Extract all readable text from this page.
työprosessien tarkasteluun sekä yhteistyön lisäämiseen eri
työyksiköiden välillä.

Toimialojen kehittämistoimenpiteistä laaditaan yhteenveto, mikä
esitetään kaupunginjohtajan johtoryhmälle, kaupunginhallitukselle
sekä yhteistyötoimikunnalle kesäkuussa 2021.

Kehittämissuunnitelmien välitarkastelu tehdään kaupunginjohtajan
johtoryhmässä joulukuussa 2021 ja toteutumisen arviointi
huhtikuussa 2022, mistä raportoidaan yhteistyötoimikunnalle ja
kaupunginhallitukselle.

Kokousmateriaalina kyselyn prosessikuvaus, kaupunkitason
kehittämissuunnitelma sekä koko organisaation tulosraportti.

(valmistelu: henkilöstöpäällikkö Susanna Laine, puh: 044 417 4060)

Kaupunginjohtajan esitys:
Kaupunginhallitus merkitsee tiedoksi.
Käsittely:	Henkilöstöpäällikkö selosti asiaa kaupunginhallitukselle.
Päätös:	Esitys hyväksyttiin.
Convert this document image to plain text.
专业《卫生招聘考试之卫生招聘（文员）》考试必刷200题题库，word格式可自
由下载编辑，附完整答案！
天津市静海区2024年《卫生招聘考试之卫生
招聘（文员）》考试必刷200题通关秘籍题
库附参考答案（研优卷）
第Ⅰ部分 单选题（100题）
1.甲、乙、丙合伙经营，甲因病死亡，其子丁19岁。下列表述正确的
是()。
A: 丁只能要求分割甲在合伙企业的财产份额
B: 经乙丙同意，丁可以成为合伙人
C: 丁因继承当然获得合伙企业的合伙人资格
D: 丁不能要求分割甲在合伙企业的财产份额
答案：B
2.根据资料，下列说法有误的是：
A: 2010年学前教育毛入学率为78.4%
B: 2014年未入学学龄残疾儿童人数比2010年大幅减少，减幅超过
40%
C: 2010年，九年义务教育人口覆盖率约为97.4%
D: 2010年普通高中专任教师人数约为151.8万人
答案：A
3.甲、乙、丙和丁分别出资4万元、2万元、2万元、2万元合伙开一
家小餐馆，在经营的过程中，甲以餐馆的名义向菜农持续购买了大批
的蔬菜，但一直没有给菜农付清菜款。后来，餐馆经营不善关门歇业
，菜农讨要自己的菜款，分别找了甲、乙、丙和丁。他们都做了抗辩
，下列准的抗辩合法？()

::::::::

§ **DO THIS**:
Return all the data exactly as given.

§ **CORRECT OUTPUT**:
Extract all readable text from this page.
työprosessien tarkasteluun sekä yhteistyön lisäämiseen eri
työyksiköiden välillä.

Toimialojen kehittämistoimenpiteistä laaditaan yhteenveto, mikä
esitetään kaupunginjohtajan johtoryhmälle, kaupunginhallitukselle
sekä yhteistyötoimikunnalle kesäkuussa 2021.

Kehittämissuunnitelmien välitarkastelu tehdään kaupunginjohtajan
johtoryhmässä joulukuussa 2021 ja toteutumisen arviointi
huhtikuussa 2022, mistä raportoidaan yhteistyötoimikunnalle ja
kaupunginhallitukselle.

Kokousmateriaalina kyselyn prosessikuvaus, kaupunkitason
kehittämissuunnitelma sekä koko organisaation tulosraportti.

(valmistelu: henkilöstöpäällikkö Susanna Laine, puh: 044 417 4060)

Kaupunginjohtajan esitys:
Kaupunginhallitus merkitsee tiedoksi.
Käsittely:	Henkilöstöpäällikkö selosti asiaa kaupunginhallitukselle.
Päätös:	Esitys hyväksyttiin.
Convert this document image to plain text.
专业《卫生招聘考试之卫生招聘（文员）》考试必刷200题题库，word格式可自
由下载编辑，附完整答案！
天津市静海区2024年《卫生招聘考试之卫生
招聘（文员）》考试必刷200题通关秘籍题
库附参考答案（研优卷）
第Ⅰ部分 单选题（100题）
1.甲、乙、丙合伙经营，甲因病死亡，其子丁19岁。下列表述正确的
是()。
A: 丁只能要求分割甲在合伙企业的财产份额
B: 经乙丙同意，丁可以成为合伙人
C: 丁因继承当然获得合伙企业的合伙人资格
D: 丁不能要求分割甲在合伙企业的财产份额
答案：B
2.根据资料，下列说法有误的是：
A: 2010年学前教育毛入学率为78.4%
B: 2014年未入学学龄残疾儿童人数比2010年大幅减少，减幅超过
40%
C: 2010年，九年义务教育人口覆盖率约为97.4%
D: 2010年普通高中专任教师人数约为151.8万人
答案：A
3.甲、乙、丙和丁分别出资4万元、2万元、2万元、2万元合伙开一
家小餐馆，在经营的过程中，甲以餐馆的名义向菜农持续购买了大批
的蔬菜，但一直没有给菜农付清菜款。后来，餐馆经营不善关门歇业
，菜农讨要自己的菜款，分别找了甲、乙、丙和丁。他们都做了抗辩
，下列准的抗辩合法？()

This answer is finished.